(Items from a data source)
((

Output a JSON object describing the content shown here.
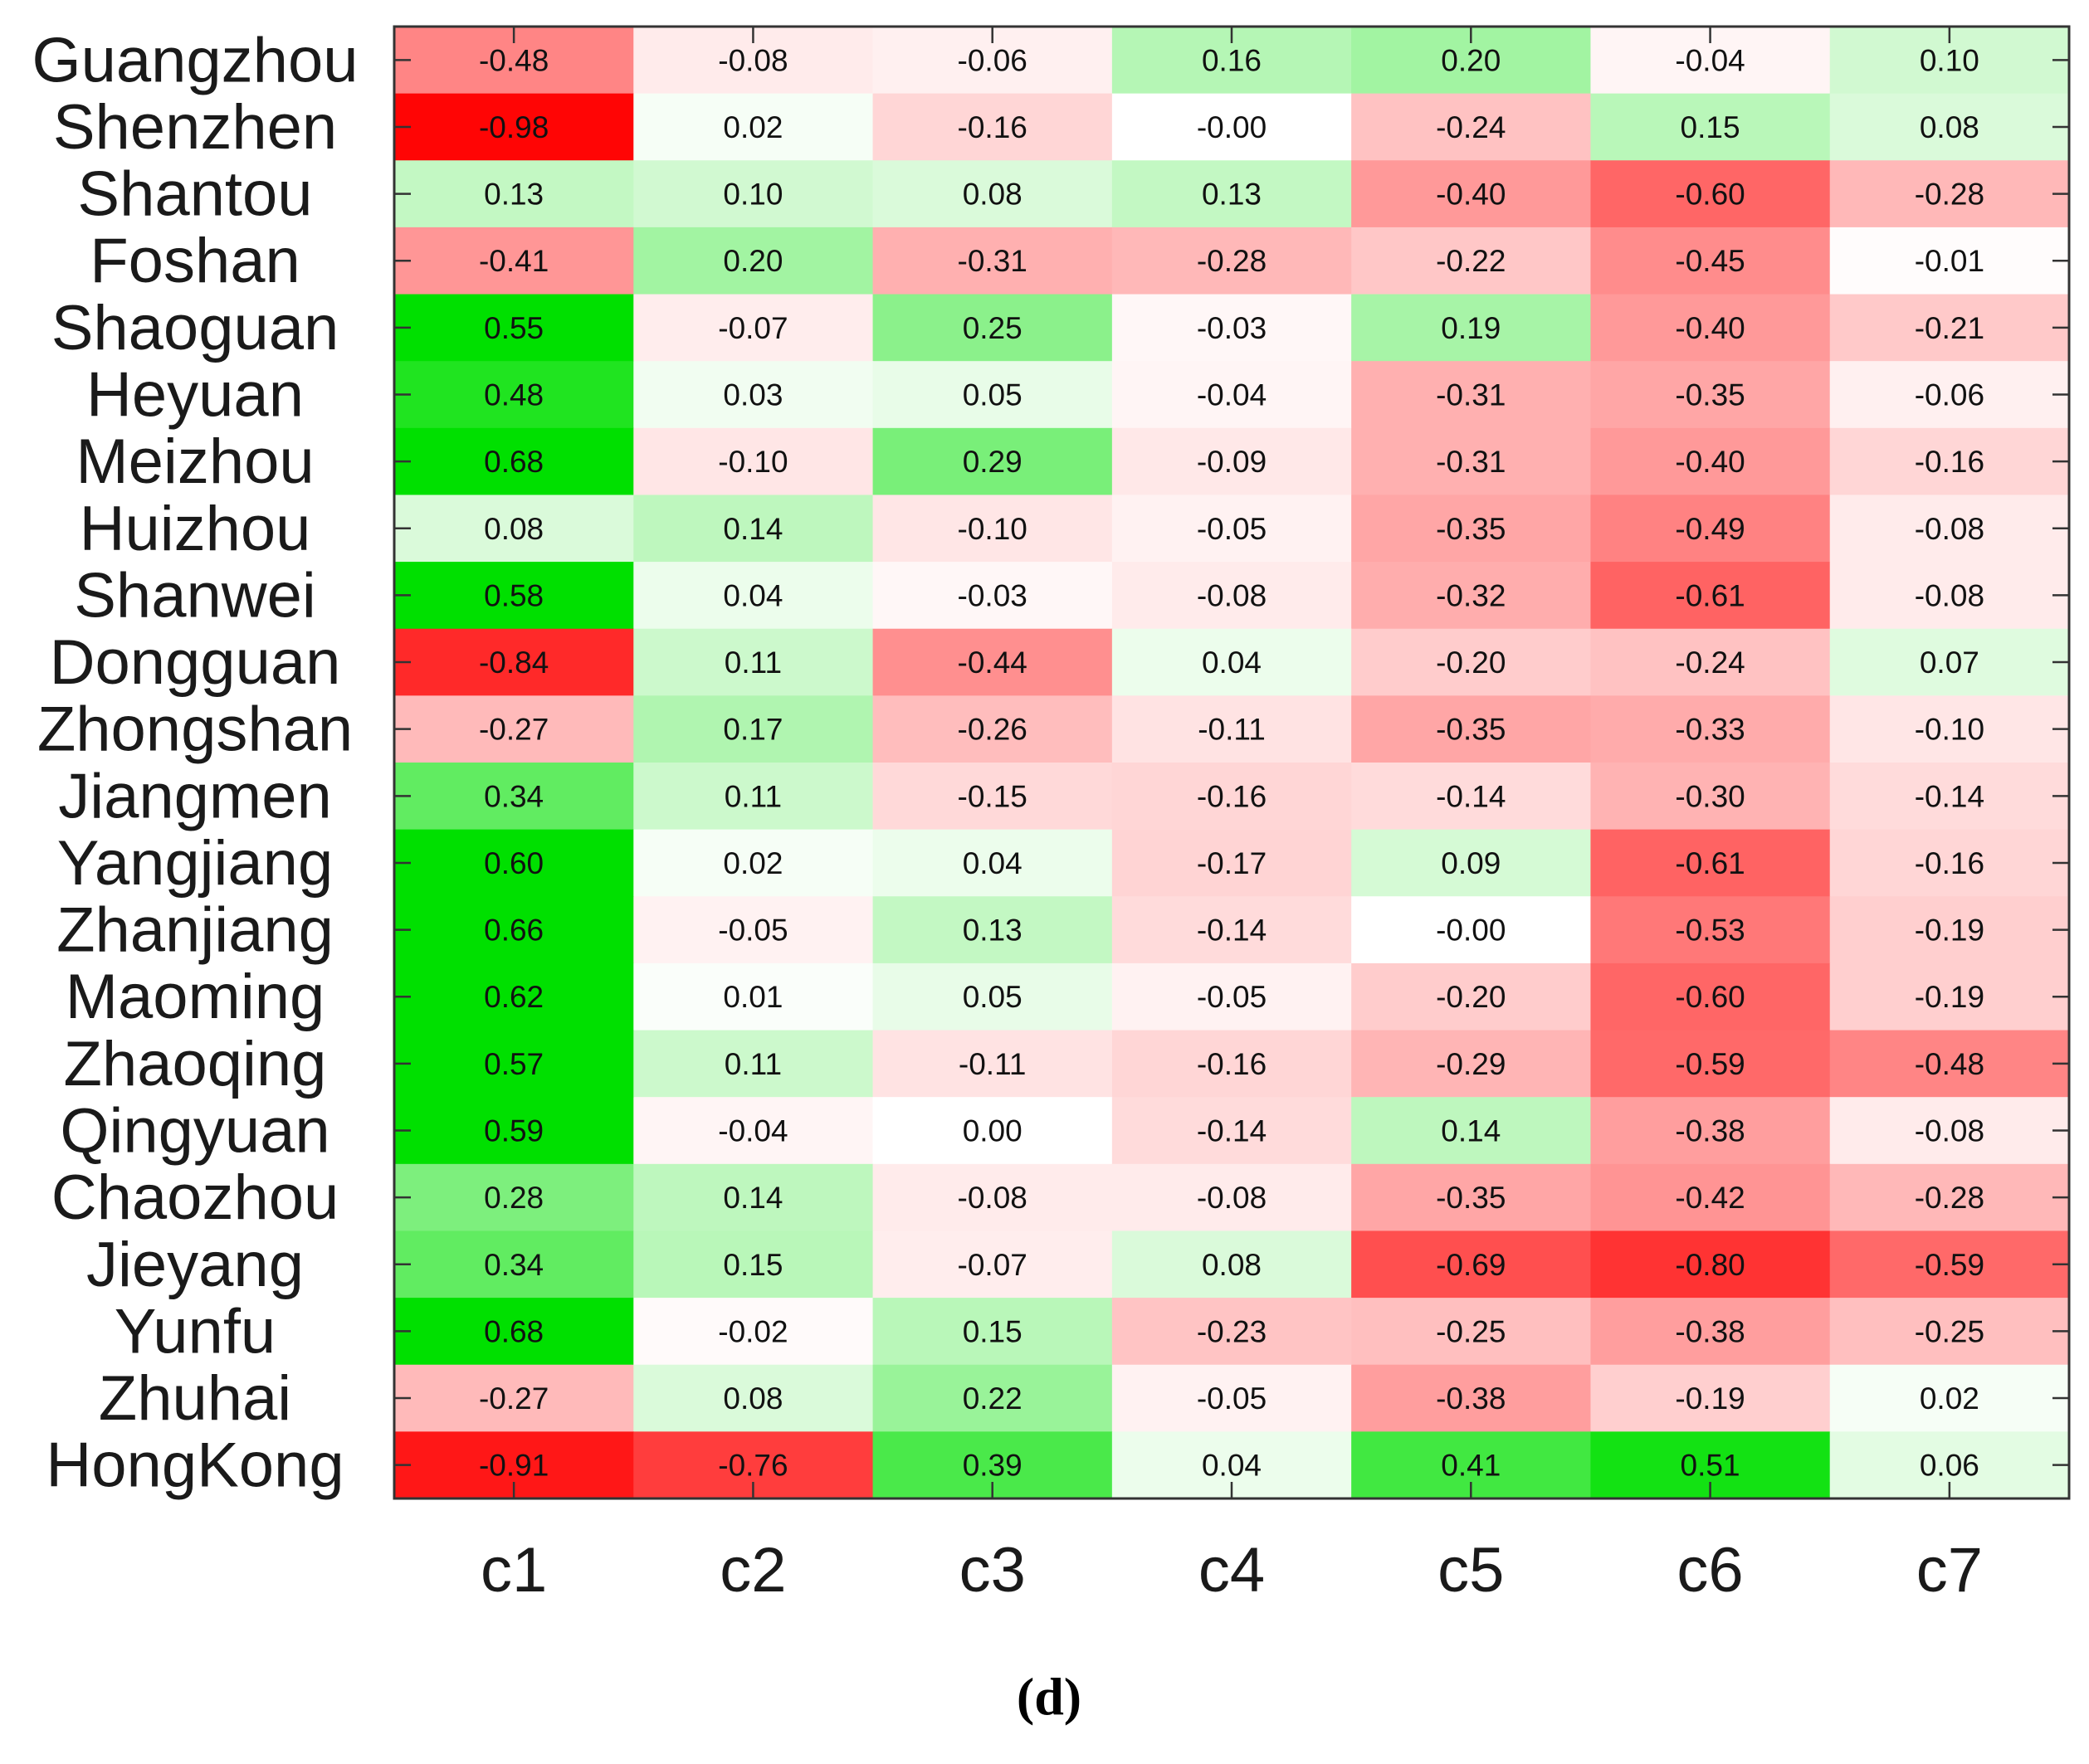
{
  "chart_data": {
    "type": "heatmap",
    "caption": "(d)",
    "columns": [
      "c1",
      "c2",
      "c3",
      "c4",
      "c5",
      "c6",
      "c7"
    ],
    "rows": [
      "Guangzhou",
      "Shenzhen",
      "Shantou",
      "Foshan",
      "Shaoguan",
      "Heyuan",
      "Meizhou",
      "Huizhou",
      "Shanwei",
      "Dongguan",
      "Zhongshan",
      "Jiangmen",
      "Yangjiang",
      "Zhanjiang",
      "Maoming",
      "Zhaoqing",
      "Qingyuan",
      "Chaozhou",
      "Jieyang",
      "Yunfu",
      "Zhuhai",
      "HongKong"
    ],
    "labels": [
      [
        "-0.48",
        "-0.08",
        "-0.06",
        "0.16",
        "0.20",
        "-0.04",
        "0.10"
      ],
      [
        "-0.98",
        "0.02",
        "-0.16",
        "-0.00",
        "-0.24",
        "0.15",
        "0.08"
      ],
      [
        "0.13",
        "0.10",
        "0.08",
        "0.13",
        "-0.40",
        "-0.60",
        "-0.28"
      ],
      [
        "-0.41",
        "0.20",
        "-0.31",
        "-0.28",
        "-0.22",
        "-0.45",
        "-0.01"
      ],
      [
        "0.55",
        "-0.07",
        "0.25",
        "-0.03",
        "0.19",
        "-0.40",
        "-0.21"
      ],
      [
        "0.48",
        "0.03",
        "0.05",
        "-0.04",
        "-0.31",
        "-0.35",
        "-0.06"
      ],
      [
        "0.68",
        "-0.10",
        "0.29",
        "-0.09",
        "-0.31",
        "-0.40",
        "-0.16"
      ],
      [
        "0.08",
        "0.14",
        "-0.10",
        "-0.05",
        "-0.35",
        "-0.49",
        "-0.08"
      ],
      [
        "0.58",
        "0.04",
        "-0.03",
        "-0.08",
        "-0.32",
        "-0.61",
        "-0.08"
      ],
      [
        "-0.84",
        "0.11",
        "-0.44",
        "0.04",
        "-0.20",
        "-0.24",
        "0.07"
      ],
      [
        "-0.27",
        "0.17",
        "-0.26",
        "-0.11",
        "-0.35",
        "-0.33",
        "-0.10"
      ],
      [
        "0.34",
        "0.11",
        "-0.15",
        "-0.16",
        "-0.14",
        "-0.30",
        "-0.14"
      ],
      [
        "0.60",
        "0.02",
        "0.04",
        "-0.17",
        "0.09",
        "-0.61",
        "-0.16"
      ],
      [
        "0.66",
        "-0.05",
        "0.13",
        "-0.14",
        "-0.00",
        "-0.53",
        "-0.19"
      ],
      [
        "0.62",
        "0.01",
        "0.05",
        "-0.05",
        "-0.20",
        "-0.60",
        "-0.19"
      ],
      [
        "0.57",
        "0.11",
        "-0.11",
        "-0.16",
        "-0.29",
        "-0.59",
        "-0.48"
      ],
      [
        "0.59",
        "-0.04",
        "0.00",
        "-0.14",
        "0.14",
        "-0.38",
        "-0.08"
      ],
      [
        "0.28",
        "0.14",
        "-0.08",
        "-0.08",
        "-0.35",
        "-0.42",
        "-0.28"
      ],
      [
        "0.34",
        "0.15",
        "-0.07",
        "0.08",
        "-0.69",
        "-0.80",
        "-0.59"
      ],
      [
        "0.68",
        "-0.02",
        "0.15",
        "-0.23",
        "-0.25",
        "-0.38",
        "-0.25"
      ],
      [
        "-0.27",
        "0.08",
        "0.22",
        "-0.05",
        "-0.38",
        "-0.19",
        "0.02"
      ],
      [
        "-0.91",
        "-0.76",
        "0.39",
        "0.04",
        "0.41",
        "0.51",
        "0.06"
      ]
    ],
    "color_positive": "#00e000",
    "color_negative": "#ff0000",
    "color_zero": "#ffffff",
    "color_scale_max": 0.55,
    "color_scale_min": -1.0
  }
}
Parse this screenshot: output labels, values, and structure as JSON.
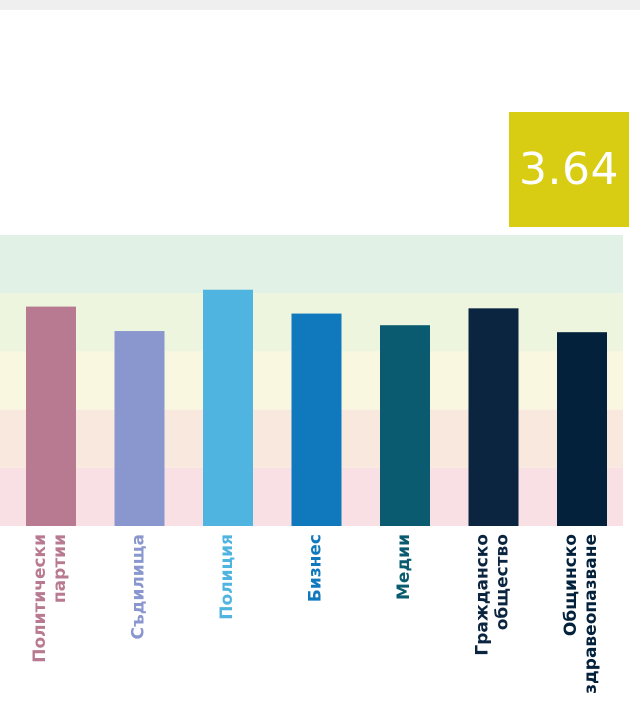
{
  "score": {
    "value": "3.64",
    "color": "#d8cd12"
  },
  "chart_data": {
    "type": "bar",
    "title": "",
    "xlabel": "",
    "ylabel": "",
    "ylim": [
      0,
      5
    ],
    "grid": false,
    "bands": [
      {
        "from": 0,
        "to": 1,
        "color": "#f9e0e4"
      },
      {
        "from": 1,
        "to": 2,
        "color": "#f8e8de"
      },
      {
        "from": 2,
        "to": 3,
        "color": "#faf7e1"
      },
      {
        "from": 3,
        "to": 4,
        "color": "#eef5df"
      },
      {
        "from": 4,
        "to": 5,
        "color": "#e2f1e6"
      }
    ],
    "categories": [
      [
        "Политически",
        "партии"
      ],
      [
        "Съдилища"
      ],
      [
        "Полиция"
      ],
      [
        "Бизнес"
      ],
      [
        "Медии"
      ],
      [
        "Гражданско",
        "общество"
      ],
      [
        "Общинско",
        "здравеопазване"
      ]
    ],
    "values": [
      3.77,
      3.35,
      4.06,
      3.65,
      3.45,
      3.74,
      3.33
    ],
    "colors": [
      "#b87a90",
      "#8a97cf",
      "#4fb4e0",
      "#1078bd",
      "#0b5b70",
      "#0b2440",
      "#03213b"
    ]
  }
}
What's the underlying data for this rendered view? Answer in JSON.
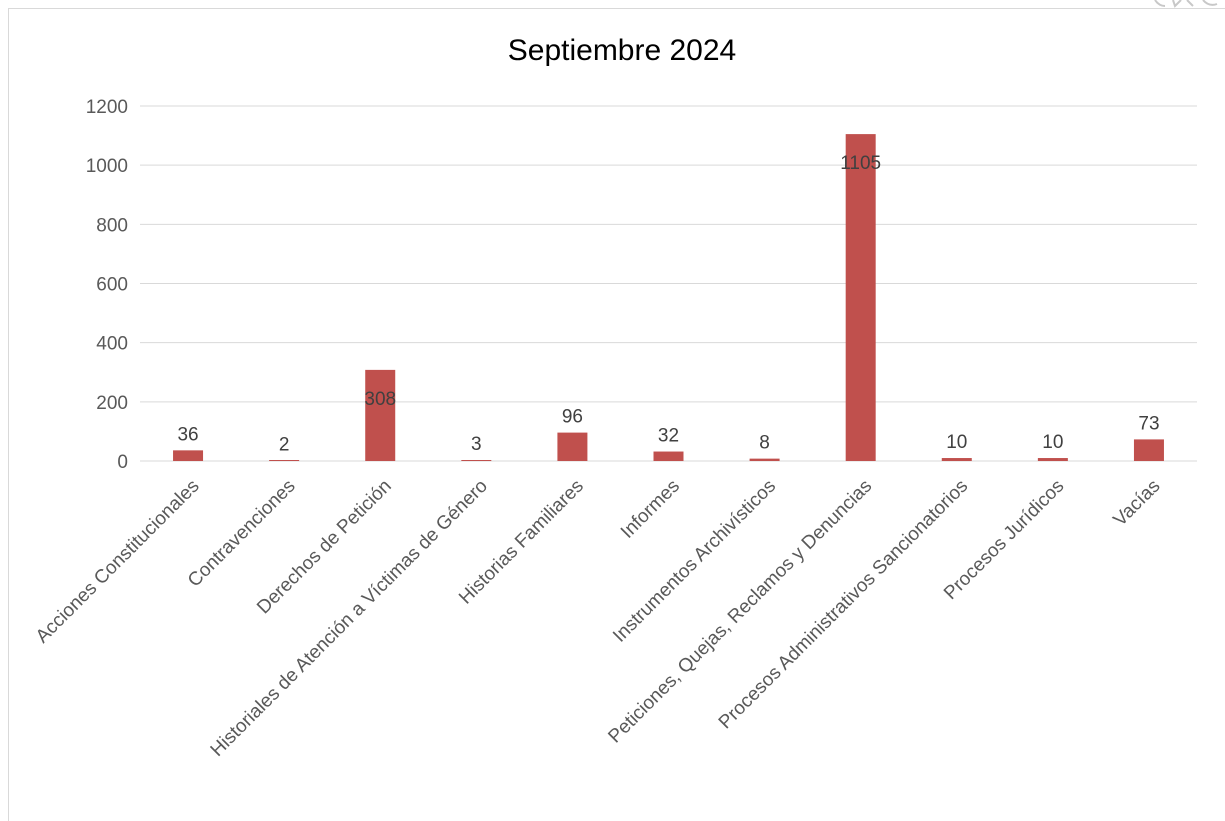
{
  "chart_data": {
    "type": "bar",
    "title": "Septiembre 2024",
    "xlabel": "",
    "ylabel": "",
    "categories": [
      "Acciones Constitucionales",
      "Contravenciones",
      "Derechos de Petición",
      "Historiales de Atención a Víctimas de Género",
      "Historias Familiares",
      "Informes",
      "Instrumentos Archivísticos",
      "Peticiones, Quejas, Reclamos y Denuncias",
      "Procesos Administrativos Sancionatorios",
      "Procesos Jurídicos",
      "Vacías"
    ],
    "values": [
      36,
      2,
      308,
      3,
      96,
      32,
      8,
      1105,
      10,
      10,
      73
    ],
    "ylim": [
      0,
      1200
    ],
    "yticks": [
      0,
      200,
      400,
      600,
      800,
      1000,
      1200
    ],
    "grid": true,
    "legend": "none",
    "bar_color": "#c0504d",
    "grid_color": "#d9d9d9"
  }
}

))

Would you mind returning each entry above word for word, skipping the images?

# [Correct response]
Output a JSON object describing the content shown here.
{
  "chart_data": {
    "type": "heatmap",
    "caption": "(d)",
    "columns": [
      "c1",
      "c2",
      "c3",
      "c4",
      "c5",
      "c6",
      "c7"
    ],
    "rows": [
      "Guangzhou",
      "Shenzhen",
      "Shantou",
      "Foshan",
      "Shaoguan",
      "Heyuan",
      "Meizhou",
      "Huizhou",
      "Shanwei",
      "Dongguan",
      "Zhongshan",
      "Jiangmen",
      "Yangjiang",
      "Zhanjiang",
      "Maoming",
      "Zhaoqing",
      "Qingyuan",
      "Chaozhou",
      "Jieyang",
      "Yunfu",
      "Zhuhai",
      "HongKong"
    ],
    "labels": [
      [
        "-0.48",
        "-0.08",
        "-0.06",
        "0.16",
        "0.20",
        "-0.04",
        "0.10"
      ],
      [
        "-0.98",
        "0.02",
        "-0.16",
        "-0.00",
        "-0.24",
        "0.15",
        "0.08"
      ],
      [
        "0.13",
        "0.10",
        "0.08",
        "0.13",
        "-0.40",
        "-0.60",
        "-0.28"
      ],
      [
        "-0.41",
        "0.20",
        "-0.31",
        "-0.28",
        "-0.22",
        "-0.45",
        "-0.01"
      ],
      [
        "0.55",
        "-0.07",
        "0.25",
        "-0.03",
        "0.19",
        "-0.40",
        "-0.21"
      ],
      [
        "0.48",
        "0.03",
        "0.05",
        "-0.04",
        "-0.31",
        "-0.35",
        "-0.06"
      ],
      [
        "0.68",
        "-0.10",
        "0.29",
        "-0.09",
        "-0.31",
        "-0.40",
        "-0.16"
      ],
      [
        "0.08",
        "0.14",
        "-0.10",
        "-0.05",
        "-0.35",
        "-0.49",
        "-0.08"
      ],
      [
        "0.58",
        "0.04",
        "-0.03",
        "-0.08",
        "-0.32",
        "-0.61",
        "-0.08"
      ],
      [
        "-0.84",
        "0.11",
        "-0.44",
        "0.04",
        "-0.20",
        "-0.24",
        "0.07"
      ],
      [
        "-0.27",
        "0.17",
        "-0.26",
        "-0.11",
        "-0.35",
        "-0.33",
        "-0.10"
      ],
      [
        "0.34",
        "0.11",
        "-0.15",
        "-0.16",
        "-0.14",
        "-0.30",
        "-0.14"
      ],
      [
        "0.60",
        "0.02",
        "0.04",
        "-0.17",
        "0.09",
        "-0.61",
        "-0.16"
      ],
      [
        "0.66",
        "-0.05",
        "0.13",
        "-0.14",
        "-0.00",
        "-0.53",
        "-0.19"
      ],
      [
        "0.62",
        "0.01",
        "0.05",
        "-0.05",
        "-0.20",
        "-0.60",
        "-0.19"
      ],
      [
        "0.57",
        "0.11",
        "-0.11",
        "-0.16",
        "-0.29",
        "-0.59",
        "-0.48"
      ],
      [
        "0.59",
        "-0.04",
        "0.00",
        "-0.14",
        "0.14",
        "-0.38",
        "-0.08"
      ],
      [
        "0.28",
        "0.14",
        "-0.08",
        "-0.08",
        "-0.35",
        "-0.42",
        "-0.28"
      ],
      [
        "0.34",
        "0.15",
        "-0.07",
        "0.08",
        "-0.69",
        "-0.80",
        "-0.59"
      ],
      [
        "0.68",
        "-0.02",
        "0.15",
        "-0.23",
        "-0.25",
        "-0.38",
        "-0.25"
      ],
      [
        "-0.27",
        "0.08",
        "0.22",
        "-0.05",
        "-0.38",
        "-0.19",
        "0.02"
      ],
      [
        "-0.91",
        "-0.76",
        "0.39",
        "0.04",
        "0.41",
        "0.51",
        "0.06"
      ]
    ],
    "color_positive": "#00e000",
    "color_negative": "#ff0000",
    "color_zero": "#ffffff",
    "color_scale_max": 0.55,
    "color_scale_min": -1.0
  }
}
Parse this screenshot: output labels, values, and structure as JSON.
{
  "score": {
    "value": "3.64",
    "color": "#d8cd12"
  },
  "chart_data": {
    "type": "bar",
    "title": "",
    "xlabel": "",
    "ylabel": "",
    "ylim": [
      0,
      5
    ],
    "grid": false,
    "bands": [
      {
        "from": 0,
        "to": 1,
        "color": "#f9e0e4"
      },
      {
        "from": 1,
        "to": 2,
        "color": "#f8e8de"
      },
      {
        "from": 2,
        "to": 3,
        "color": "#faf7e1"
      },
      {
        "from": 3,
        "to": 4,
        "color": "#eef5df"
      },
      {
        "from": 4,
        "to": 5,
        "color": "#e2f1e6"
      }
    ],
    "categories": [
      [
        "Политически",
        "партии"
      ],
      [
        "Съдилища"
      ],
      [
        "Полиция"
      ],
      [
        "Бизнес"
      ],
      [
        "Медии"
      ],
      [
        "Гражданско",
        "общество"
      ],
      [
        "Общинско",
        "здравеопазване"
      ]
    ],
    "values": [
      3.77,
      3.35,
      4.06,
      3.65,
      3.45,
      3.74,
      3.33
    ],
    "colors": [
      "#b87a90",
      "#8a97cf",
      "#4fb4e0",
      "#1078bd",
      "#0b5b70",
      "#0b2440",
      "#03213b"
    ]
  }
}
What's the underlying data for this rendered view? Answer in JSON.
{
  "chart_data": {
    "type": "bar",
    "title": "Septiembre 2024",
    "xlabel": "",
    "ylabel": "",
    "categories": [
      "Acciones Constitucionales",
      "Contravenciones",
      "Derechos de Petición",
      "Historiales de Atención a Víctimas de Género",
      "Historias Familiares",
      "Informes",
      "Instrumentos Archivísticos",
      "Peticiones, Quejas, Reclamos y Denuncias",
      "Procesos Administrativos Sancionatorios",
      "Procesos Jurídicos",
      "Vacías"
    ],
    "values": [
      36,
      2,
      308,
      3,
      96,
      32,
      8,
      1105,
      10,
      10,
      73
    ],
    "ylim": [
      0,
      1200
    ],
    "yticks": [
      0,
      200,
      400,
      600,
      800,
      1000,
      1200
    ],
    "grid": true,
    "legend": "none",
    "bar_color": "#c0504d",
    "grid_color": "#d9d9d9"
  }
}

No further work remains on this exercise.